What the exercise asks - All of the records below must be output exactly, with no pictures carried over.

* begin Exercise material *

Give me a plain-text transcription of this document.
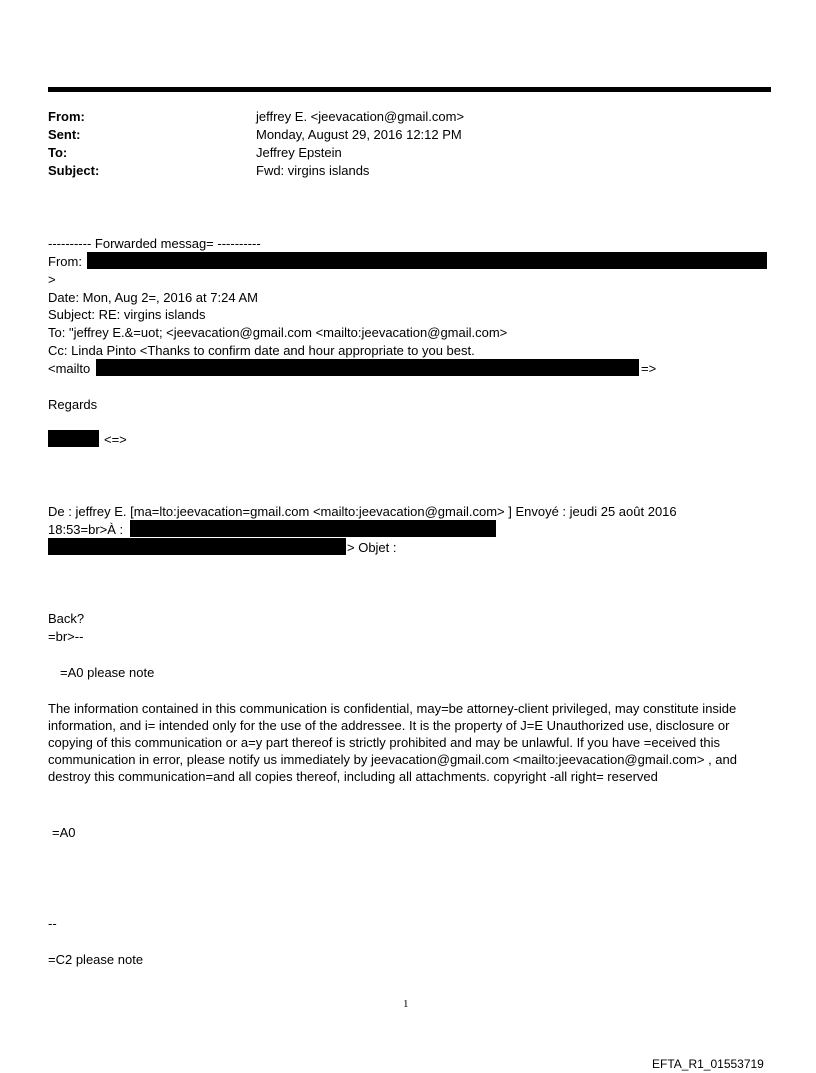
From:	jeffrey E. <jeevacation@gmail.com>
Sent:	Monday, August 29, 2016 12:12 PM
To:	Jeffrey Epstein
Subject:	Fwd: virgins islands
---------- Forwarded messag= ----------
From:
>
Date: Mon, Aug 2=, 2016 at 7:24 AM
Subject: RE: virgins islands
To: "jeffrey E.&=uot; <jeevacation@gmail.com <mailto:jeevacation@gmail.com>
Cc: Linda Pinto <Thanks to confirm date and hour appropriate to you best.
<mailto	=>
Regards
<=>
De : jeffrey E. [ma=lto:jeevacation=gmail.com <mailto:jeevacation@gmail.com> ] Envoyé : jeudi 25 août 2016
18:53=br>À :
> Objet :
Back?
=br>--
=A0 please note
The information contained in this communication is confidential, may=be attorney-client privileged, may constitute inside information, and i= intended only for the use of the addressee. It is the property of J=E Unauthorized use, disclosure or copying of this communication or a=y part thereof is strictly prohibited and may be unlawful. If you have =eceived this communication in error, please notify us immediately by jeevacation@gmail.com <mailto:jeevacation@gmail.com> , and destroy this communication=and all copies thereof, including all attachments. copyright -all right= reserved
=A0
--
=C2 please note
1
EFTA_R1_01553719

* end Exercise material *

Worked solution -
Give me a plain-text transcription of this document.
From:	jeffrey E. <jeevacation@gmail.com>
Sent:	Monday, August 29, 2016 12:12 PM
To:	Jeffrey Epstein
Subject:	Fwd: virgins islands
---------- Forwarded messag= ----------
From:
>
Date: Mon, Aug 2=, 2016 at 7:24 AM
Subject: RE: virgins islands
To: "jeffrey E.&=uot; <jeevacation@gmail.com <mailto:jeevacation@gmail.com>
Cc: Linda Pinto <Thanks to confirm date and hour appropriate to you best.
<mailto	=>
Regards
<=>
De : jeffrey E. [ma=lto:jeevacation=gmail.com <mailto:jeevacation@gmail.com> ] Envoyé : jeudi 25 août 2016
18:53=br>À :
> Objet :
Back?
=br>--
=A0 please note
The information contained in this communication is confidential, may=be attorney-client privileged, may constitute inside information, and i= intended only for the use of the addressee. It is the property of J=E Unauthorized use, disclosure or copying of this communication or a=y part thereof is strictly prohibited and may be unlawful. If you have =eceived this communication in error, please notify us immediately by jeevacation@gmail.com <mailto:jeevacation@gmail.com> , and destroy this communication=and all copies thereof, including all attachments. copyright -all right= reserved
=A0
--
=C2 please note
1
EFTA_R1_01553719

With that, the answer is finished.